_WHAT THE TASK ASKS:_ Emit the entire listing verbatim.

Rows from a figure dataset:
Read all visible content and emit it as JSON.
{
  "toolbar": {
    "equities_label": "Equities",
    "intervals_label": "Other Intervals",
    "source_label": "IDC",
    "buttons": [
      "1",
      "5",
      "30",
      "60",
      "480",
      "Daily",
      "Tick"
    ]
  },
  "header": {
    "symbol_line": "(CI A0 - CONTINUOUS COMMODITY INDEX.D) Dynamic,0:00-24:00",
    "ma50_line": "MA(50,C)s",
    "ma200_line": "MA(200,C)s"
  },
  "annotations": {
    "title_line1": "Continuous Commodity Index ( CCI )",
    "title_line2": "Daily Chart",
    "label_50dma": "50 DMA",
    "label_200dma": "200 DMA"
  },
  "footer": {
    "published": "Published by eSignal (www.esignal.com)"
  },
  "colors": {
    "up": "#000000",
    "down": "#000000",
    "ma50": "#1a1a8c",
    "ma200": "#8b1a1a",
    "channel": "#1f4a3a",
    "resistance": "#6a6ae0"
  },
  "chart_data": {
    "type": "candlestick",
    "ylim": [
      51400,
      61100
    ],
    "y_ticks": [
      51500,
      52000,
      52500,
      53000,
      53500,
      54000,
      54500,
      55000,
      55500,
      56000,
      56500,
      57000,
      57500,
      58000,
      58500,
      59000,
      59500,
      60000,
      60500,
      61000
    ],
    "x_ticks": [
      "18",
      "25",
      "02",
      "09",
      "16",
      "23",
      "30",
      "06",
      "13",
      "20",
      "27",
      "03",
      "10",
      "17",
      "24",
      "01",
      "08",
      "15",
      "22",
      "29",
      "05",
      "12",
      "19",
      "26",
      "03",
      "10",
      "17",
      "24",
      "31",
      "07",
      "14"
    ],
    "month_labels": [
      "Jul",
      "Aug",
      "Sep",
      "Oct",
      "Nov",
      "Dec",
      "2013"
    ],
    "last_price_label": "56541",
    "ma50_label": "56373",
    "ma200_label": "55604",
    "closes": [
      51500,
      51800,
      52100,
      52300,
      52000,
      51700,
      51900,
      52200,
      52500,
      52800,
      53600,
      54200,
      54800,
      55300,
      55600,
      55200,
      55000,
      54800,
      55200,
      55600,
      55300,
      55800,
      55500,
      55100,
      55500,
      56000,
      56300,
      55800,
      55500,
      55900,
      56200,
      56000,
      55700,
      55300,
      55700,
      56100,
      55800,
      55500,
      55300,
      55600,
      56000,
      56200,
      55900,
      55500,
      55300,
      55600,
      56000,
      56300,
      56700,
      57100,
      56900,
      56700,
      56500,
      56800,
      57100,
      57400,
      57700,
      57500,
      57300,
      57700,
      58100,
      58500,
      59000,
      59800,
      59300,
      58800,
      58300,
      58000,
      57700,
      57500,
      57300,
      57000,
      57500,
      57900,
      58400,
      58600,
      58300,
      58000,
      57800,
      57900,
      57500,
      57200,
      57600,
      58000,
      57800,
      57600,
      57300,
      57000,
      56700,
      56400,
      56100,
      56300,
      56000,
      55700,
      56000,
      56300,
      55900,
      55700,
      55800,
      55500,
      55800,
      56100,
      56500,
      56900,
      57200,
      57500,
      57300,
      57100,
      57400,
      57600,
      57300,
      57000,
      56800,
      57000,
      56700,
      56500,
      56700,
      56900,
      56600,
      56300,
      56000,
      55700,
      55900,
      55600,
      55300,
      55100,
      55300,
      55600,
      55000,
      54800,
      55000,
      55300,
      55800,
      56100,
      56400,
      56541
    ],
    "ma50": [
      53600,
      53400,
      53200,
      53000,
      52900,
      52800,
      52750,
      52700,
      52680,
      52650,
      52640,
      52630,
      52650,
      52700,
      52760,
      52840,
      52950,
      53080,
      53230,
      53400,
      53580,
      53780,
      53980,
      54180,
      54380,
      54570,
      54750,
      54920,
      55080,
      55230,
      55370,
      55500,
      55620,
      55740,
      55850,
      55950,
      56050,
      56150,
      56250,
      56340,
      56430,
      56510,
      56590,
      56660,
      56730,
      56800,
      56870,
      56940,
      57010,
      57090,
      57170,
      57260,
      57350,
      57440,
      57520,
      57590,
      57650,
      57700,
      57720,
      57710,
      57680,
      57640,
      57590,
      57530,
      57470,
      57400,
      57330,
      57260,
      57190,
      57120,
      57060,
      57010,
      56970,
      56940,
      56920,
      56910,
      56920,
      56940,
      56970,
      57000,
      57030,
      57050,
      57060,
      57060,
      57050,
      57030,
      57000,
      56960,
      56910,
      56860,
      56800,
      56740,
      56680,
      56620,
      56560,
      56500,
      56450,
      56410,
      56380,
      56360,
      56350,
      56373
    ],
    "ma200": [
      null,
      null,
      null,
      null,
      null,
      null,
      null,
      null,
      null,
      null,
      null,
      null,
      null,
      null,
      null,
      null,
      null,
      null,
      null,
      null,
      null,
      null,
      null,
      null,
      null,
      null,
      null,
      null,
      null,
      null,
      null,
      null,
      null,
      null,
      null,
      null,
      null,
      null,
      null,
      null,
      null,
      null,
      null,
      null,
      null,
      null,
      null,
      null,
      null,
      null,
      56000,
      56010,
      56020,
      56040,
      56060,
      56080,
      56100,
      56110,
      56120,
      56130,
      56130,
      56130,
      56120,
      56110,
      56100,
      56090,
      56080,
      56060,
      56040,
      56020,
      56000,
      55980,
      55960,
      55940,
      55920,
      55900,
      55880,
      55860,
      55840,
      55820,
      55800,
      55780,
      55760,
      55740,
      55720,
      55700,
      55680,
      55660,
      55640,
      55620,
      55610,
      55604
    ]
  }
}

_EXPECTED ANSWER:_
Read all visible content and emit it as JSON.
{
  "toolbar": {
    "equities_label": "Equities",
    "intervals_label": "Other Intervals",
    "source_label": "IDC",
    "buttons": [
      "1",
      "5",
      "30",
      "60",
      "480",
      "Daily",
      "Tick"
    ]
  },
  "header": {
    "symbol_line": "(CI A0 - CONTINUOUS COMMODITY INDEX.D) Dynamic,0:00-24:00",
    "ma50_line": "MA(50,C)s",
    "ma200_line": "MA(200,C)s"
  },
  "annotations": {
    "title_line1": "Continuous Commodity Index ( CCI )",
    "title_line2": "Daily Chart",
    "label_50dma": "50 DMA",
    "label_200dma": "200 DMA"
  },
  "footer": {
    "published": "Published by eSignal (www.esignal.com)"
  },
  "colors": {
    "up": "#000000",
    "down": "#000000",
    "ma50": "#1a1a8c",
    "ma200": "#8b1a1a",
    "channel": "#1f4a3a",
    "resistance": "#6a6ae0"
  },
  "chart_data": {
    "type": "candlestick",
    "ylim": [
      51400,
      61100
    ],
    "y_ticks": [
      51500,
      52000,
      52500,
      53000,
      53500,
      54000,
      54500,
      55000,
      55500,
      56000,
      56500,
      57000,
      57500,
      58000,
      58500,
      59000,
      59500,
      60000,
      60500,
      61000
    ],
    "x_ticks": [
      "18",
      "25",
      "02",
      "09",
      "16",
      "23",
      "30",
      "06",
      "13",
      "20",
      "27",
      "03",
      "10",
      "17",
      "24",
      "01",
      "08",
      "15",
      "22",
      "29",
      "05",
      "12",
      "19",
      "26",
      "03",
      "10",
      "17",
      "24",
      "31",
      "07",
      "14"
    ],
    "month_labels": [
      "Jul",
      "Aug",
      "Sep",
      "Oct",
      "Nov",
      "Dec",
      "2013"
    ],
    "last_price_label": "56541",
    "ma50_label": "56373",
    "ma200_label": "55604",
    "closes": [
      51500,
      51800,
      52100,
      52300,
      52000,
      51700,
      51900,
      52200,
      52500,
      52800,
      53600,
      54200,
      54800,
      55300,
      55600,
      55200,
      55000,
      54800,
      55200,
      55600,
      55300,
      55800,
      55500,
      55100,
      55500,
      56000,
      56300,
      55800,
      55500,
      55900,
      56200,
      56000,
      55700,
      55300,
      55700,
      56100,
      55800,
      55500,
      55300,
      55600,
      56000,
      56200,
      55900,
      55500,
      55300,
      55600,
      56000,
      56300,
      56700,
      57100,
      56900,
      56700,
      56500,
      56800,
      57100,
      57400,
      57700,
      57500,
      57300,
      57700,
      58100,
      58500,
      59000,
      59800,
      59300,
      58800,
      58300,
      58000,
      57700,
      57500,
      57300,
      57000,
      57500,
      57900,
      58400,
      58600,
      58300,
      58000,
      57800,
      57900,
      57500,
      57200,
      57600,
      58000,
      57800,
      57600,
      57300,
      57000,
      56700,
      56400,
      56100,
      56300,
      56000,
      55700,
      56000,
      56300,
      55900,
      55700,
      55800,
      55500,
      55800,
      56100,
      56500,
      56900,
      57200,
      57500,
      57300,
      57100,
      57400,
      57600,
      57300,
      57000,
      56800,
      57000,
      56700,
      56500,
      56700,
      56900,
      56600,
      56300,
      56000,
      55700,
      55900,
      55600,
      55300,
      55100,
      55300,
      55600,
      55000,
      54800,
      55000,
      55300,
      55800,
      56100,
      56400,
      56541
    ],
    "ma50": [
      53600,
      53400,
      53200,
      53000,
      52900,
      52800,
      52750,
      52700,
      52680,
      52650,
      52640,
      52630,
      52650,
      52700,
      52760,
      52840,
      52950,
      53080,
      53230,
      53400,
      53580,
      53780,
      53980,
      54180,
      54380,
      54570,
      54750,
      54920,
      55080,
      55230,
      55370,
      55500,
      55620,
      55740,
      55850,
      55950,
      56050,
      56150,
      56250,
      56340,
      56430,
      56510,
      56590,
      56660,
      56730,
      56800,
      56870,
      56940,
      57010,
      57090,
      57170,
      57260,
      57350,
      57440,
      57520,
      57590,
      57650,
      57700,
      57720,
      57710,
      57680,
      57640,
      57590,
      57530,
      57470,
      57400,
      57330,
      57260,
      57190,
      57120,
      57060,
      57010,
      56970,
      56940,
      56920,
      56910,
      56920,
      56940,
      56970,
      57000,
      57030,
      57050,
      57060,
      57060,
      57050,
      57030,
      57000,
      56960,
      56910,
      56860,
      56800,
      56740,
      56680,
      56620,
      56560,
      56500,
      56450,
      56410,
      56380,
      56360,
      56350,
      56373
    ],
    "ma200": [
      null,
      null,
      null,
      null,
      null,
      null,
      null,
      null,
      null,
      null,
      null,
      null,
      null,
      null,
      null,
      null,
      null,
      null,
      null,
      null,
      null,
      null,
      null,
      null,
      null,
      null,
      null,
      null,
      null,
      null,
      null,
      null,
      null,
      null,
      null,
      null,
      null,
      null,
      null,
      null,
      null,
      null,
      null,
      null,
      null,
      null,
      null,
      null,
      null,
      null,
      56000,
      56010,
      56020,
      56040,
      56060,
      56080,
      56100,
      56110,
      56120,
      56130,
      56130,
      56130,
      56120,
      56110,
      56100,
      56090,
      56080,
      56060,
      56040,
      56020,
      56000,
      55980,
      55960,
      55940,
      55920,
      55900,
      55880,
      55860,
      55840,
      55820,
      55800,
      55780,
      55760,
      55740,
      55720,
      55700,
      55680,
      55660,
      55640,
      55620,
      55610,
      55604
    ]
  }
}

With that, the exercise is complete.